**WRITTEN REQUEST**
Pick out every line in the listing below that contains the word "Good", and copy each one in full.

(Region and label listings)

========================================================================

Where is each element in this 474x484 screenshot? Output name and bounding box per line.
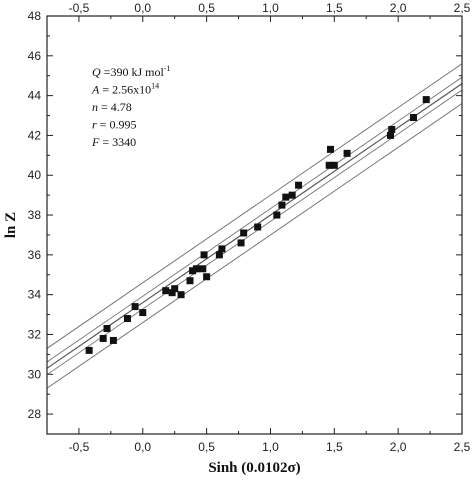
stat-annotation-value: =390 kJ mol [101, 65, 165, 79]
data-point [295, 181, 303, 189]
data-point [240, 229, 248, 237]
data-point [237, 239, 245, 247]
stat-annotation-value: = 0.995 [97, 118, 137, 132]
y-tick-label: 44 [28, 89, 42, 103]
x-tick-label-bottom: 0,5 [198, 440, 215, 454]
x-tick-label-top: 1,0 [262, 1, 279, 15]
data-point [168, 289, 176, 297]
data-point [200, 251, 208, 259]
stat-annotation-value: = 2.56x10 [99, 83, 151, 97]
y-tick-label: 28 [28, 407, 42, 421]
y-tick-label: 46 [28, 49, 42, 63]
x-axis-title: Sinh (0.0102σ) [208, 460, 300, 476]
data-point [388, 125, 396, 133]
x-tick-label-bottom: -0,5 [69, 440, 90, 454]
stat-annotation-label: n [92, 100, 98, 114]
data-point [139, 309, 147, 317]
data-point [171, 285, 179, 293]
prediction-band-upper-line [47, 63, 462, 349]
data-point [103, 325, 111, 332]
y-tick-label: 32 [28, 327, 42, 341]
data-point [386, 131, 394, 139]
x-tick-label-bottom: 1,0 [262, 440, 279, 454]
stat-annotation-label: r [92, 118, 97, 132]
y-tick-label: 48 [28, 9, 42, 23]
data-point [273, 211, 281, 219]
y-tick-label: 38 [28, 208, 42, 222]
data-point [288, 191, 296, 199]
data-point [409, 114, 417, 122]
data-point [278, 201, 286, 209]
stat-annotation-value: = 4.78 [98, 100, 132, 114]
data-point [325, 161, 333, 169]
data-point [218, 245, 226, 253]
stat-annotation-superscript: 14 [151, 82, 159, 91]
x-tick-label-top: 2,5 [454, 1, 471, 15]
data-point [131, 303, 139, 311]
plot-frame [46, 15, 463, 435]
data-point [123, 315, 131, 323]
stat-annotation-label: F [91, 135, 100, 149]
y-tick-label: 42 [28, 128, 42, 142]
x-tick-label-top: -0,5 [69, 1, 90, 15]
data-point [343, 149, 351, 157]
stat-annotation-label: Q [92, 65, 101, 79]
confidence-band-upper-line [47, 76, 462, 363]
data-point [203, 273, 211, 281]
data-point [326, 145, 334, 153]
x-tick-label-bottom: 2,5 [454, 440, 471, 454]
data-point [192, 265, 200, 273]
data-point [177, 291, 185, 299]
data-point [282, 193, 290, 201]
stat-annotation-label: A [91, 83, 100, 97]
stat-annotation-value: = 3340 [99, 135, 136, 149]
stat-annotation-superscript: -1 [164, 64, 171, 73]
x-tick-label-bottom: 2,0 [390, 440, 407, 454]
data-point [189, 267, 197, 275]
y-tick-label: 34 [28, 288, 42, 302]
x-tick-label-bottom: 1,5 [326, 440, 343, 454]
y-tick-label: 40 [28, 168, 42, 182]
data-point [254, 223, 262, 231]
y-tick-label: 36 [28, 248, 42, 262]
stat-annotation: n = 4.78 [92, 100, 132, 114]
data-point [162, 287, 170, 295]
data-point [85, 346, 93, 354]
y-tick-label: 30 [28, 367, 42, 381]
stat-annotation: A = 2.56x1014 [91, 82, 159, 97]
data-point [99, 334, 107, 342]
x-tick-label-top: 2,0 [390, 1, 407, 15]
stat-annotation: r = 0.995 [92, 118, 136, 132]
stat-annotation: F = 3340 [91, 135, 136, 149]
data-point [330, 161, 338, 169]
x-tick-label-top: 0,5 [198, 1, 215, 15]
x-tick-label-top: 0,0 [134, 1, 151, 15]
data-point [109, 336, 117, 344]
data-point [186, 277, 194, 285]
data-point [422, 96, 430, 104]
data-point [199, 265, 207, 273]
x-tick-label-top: 1,5 [326, 1, 343, 15]
x-tick-label-bottom: 0,0 [134, 440, 151, 454]
data-point [215, 251, 223, 259]
stat-annotation: Q =390 kJ mol-1 [92, 64, 170, 79]
y-axis-title: ln Z [3, 212, 19, 238]
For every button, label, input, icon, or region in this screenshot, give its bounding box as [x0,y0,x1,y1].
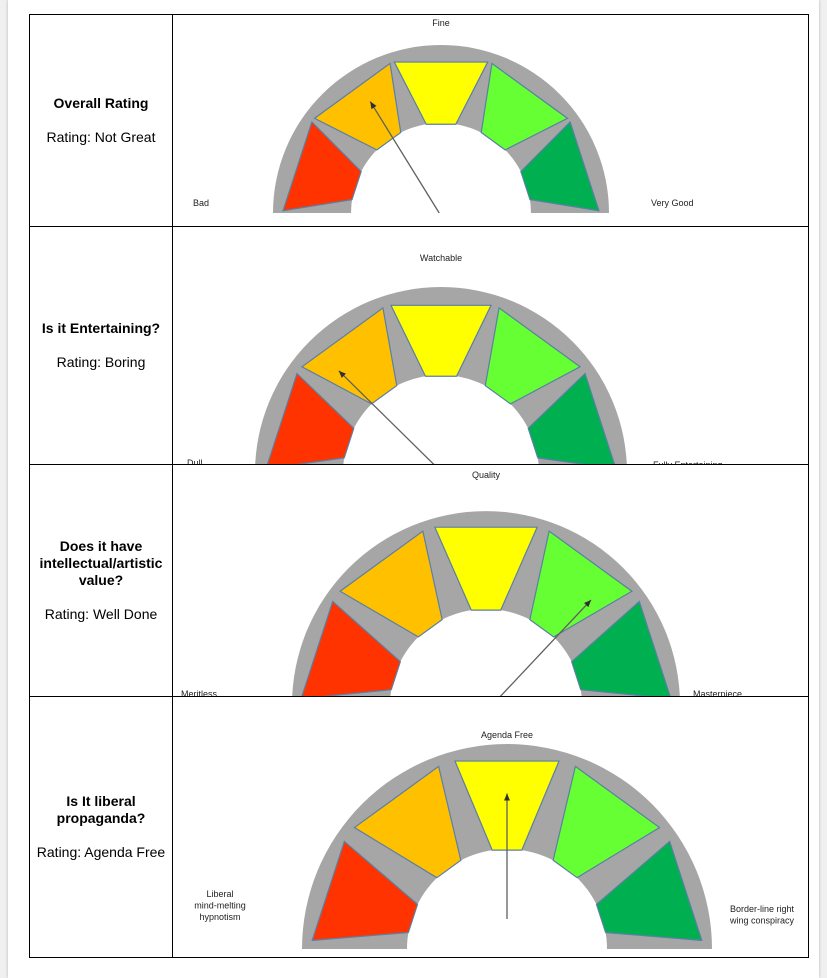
gauge-cell: Agenda Free Liberal mind-melting hypnotism B… [173,697,808,957]
rating-row-entertaining: Is it Entertaining? Rating: Boring Watch… [30,227,808,465]
segment-above-average [529,530,633,638]
segment-above-average [484,306,582,405]
segment-middle [389,304,493,377]
segment-bad [266,372,355,464]
left-label: Dull [187,458,203,464]
segment-best [527,372,616,464]
left-label: Bad [193,198,209,208]
gauge-track [255,287,627,464]
question-cell: Is it Entertaining? Rating: Boring [30,227,173,464]
needle-arrowhead [370,101,377,110]
question-text: Overall Rating [53,95,149,111]
question-text: Does it have intellectual/artistic value… [39,538,163,588]
segment-middle [433,526,539,611]
rating-text: Rating: Agenda Free [36,844,166,860]
right-label: Fully Entertaining [653,460,723,464]
rating-row-artistic-value: Does it have intellectual/artistic value… [30,465,808,697]
right-label: Border-line right wing conspiracy [729,904,795,926]
segment-below-average [353,765,462,879]
question-cell: Is It liberal propaganda? Rating: Agenda… [30,697,173,957]
left-label-line: Liberal [206,889,233,899]
segment-bad [311,840,419,942]
top-label: Watchable [420,253,462,263]
right-label-line: wing conspiracy [729,916,795,926]
left-label: Meritless [181,689,218,696]
segment-best [520,120,600,212]
left-label: Liberal mind-melting hypnotism [194,889,246,922]
question-cell: Overall Rating Rating: Not Great [30,15,173,226]
needle [369,101,440,214]
needle-arrowhead [584,599,592,608]
top-label: Fine [432,18,450,28]
rating-gauge: Fine Bad Very Good [193,18,694,214]
segment-above-average [552,765,661,879]
rating-text: Rating: Not Great [46,129,156,145]
right-label: Very Good [651,198,694,208]
needle [499,599,592,696]
needle-arrowhead [504,793,510,801]
rating-text: Rating: Well Done [44,606,158,622]
rating-gauge: Quality Meritless Masterpiece [181,470,742,696]
rating-table: Overall Rating Rating: Not Great Fine Bad… [29,14,809,958]
segment-best [595,840,703,942]
top-label: Agenda Free [481,730,533,740]
rating-row-propaganda: Is It liberal propaganda? Rating: Agenda… [30,697,808,957]
top-label: Quality [472,470,501,480]
document-page: Overall Rating Rating: Not Great Fine Bad… [8,0,819,978]
question-cell: Does it have intellectual/artistic value… [30,465,173,696]
gauge-cell: Fine Bad Very Good [173,15,808,226]
needle [338,370,435,464]
segment-best [570,600,671,696]
gauge-cell: Watchable Dull Fully Entertaining [173,227,808,464]
rating-gauge: Agenda Free Liberal mind-melting hypnotism B… [194,730,795,949]
segment-above-average [480,62,569,151]
segment-below-average [300,306,398,405]
right-label: Masterpiece [693,689,742,696]
question-text: Is It liberal propaganda? [56,793,146,826]
left-label-line: hypnotism [199,912,240,922]
rating-gauge: Watchable Dull Fully Entertaining [187,253,723,464]
gauge-cell: Quality Meritless Masterpiece [173,465,808,696]
rating-text: Rating: Boring [56,354,146,370]
segment-middle [393,61,489,125]
right-label-line: Border-line right [730,904,795,914]
left-label-line: mind-melting [194,901,246,911]
question-text: Is it Entertaining? [41,320,161,336]
segment-below-average [339,530,443,638]
segment-bad [282,120,362,212]
rating-row-overall: Overall Rating Rating: Not Great Fine Bad… [30,15,808,227]
needle-arrowhead [338,370,346,378]
segment-bad [301,600,402,696]
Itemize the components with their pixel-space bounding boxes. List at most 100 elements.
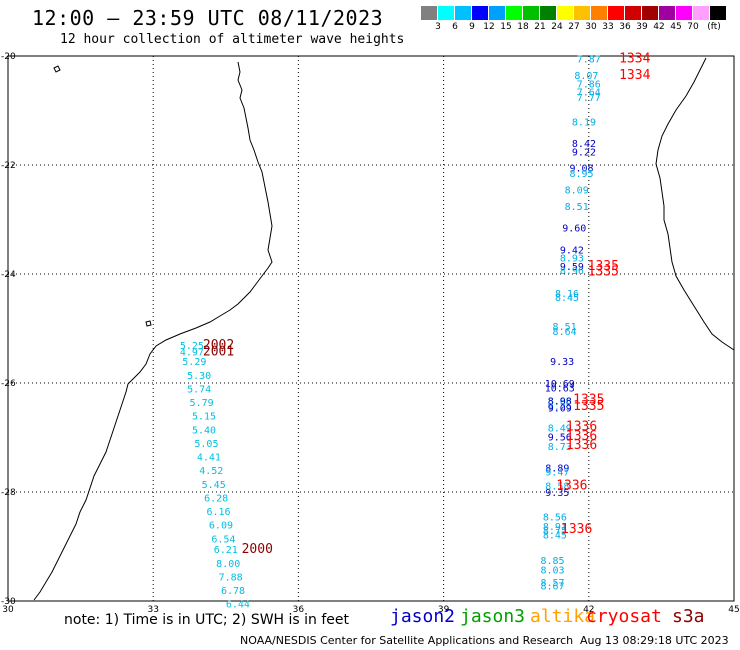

========================================================================

**ANSWER**
rating-gauge: Fine Bad Very Good [193,18,694,214]
right-label: Very Good [651,198,694,208]
gauge-cell: Fine Bad Very Good [173,15,808,226]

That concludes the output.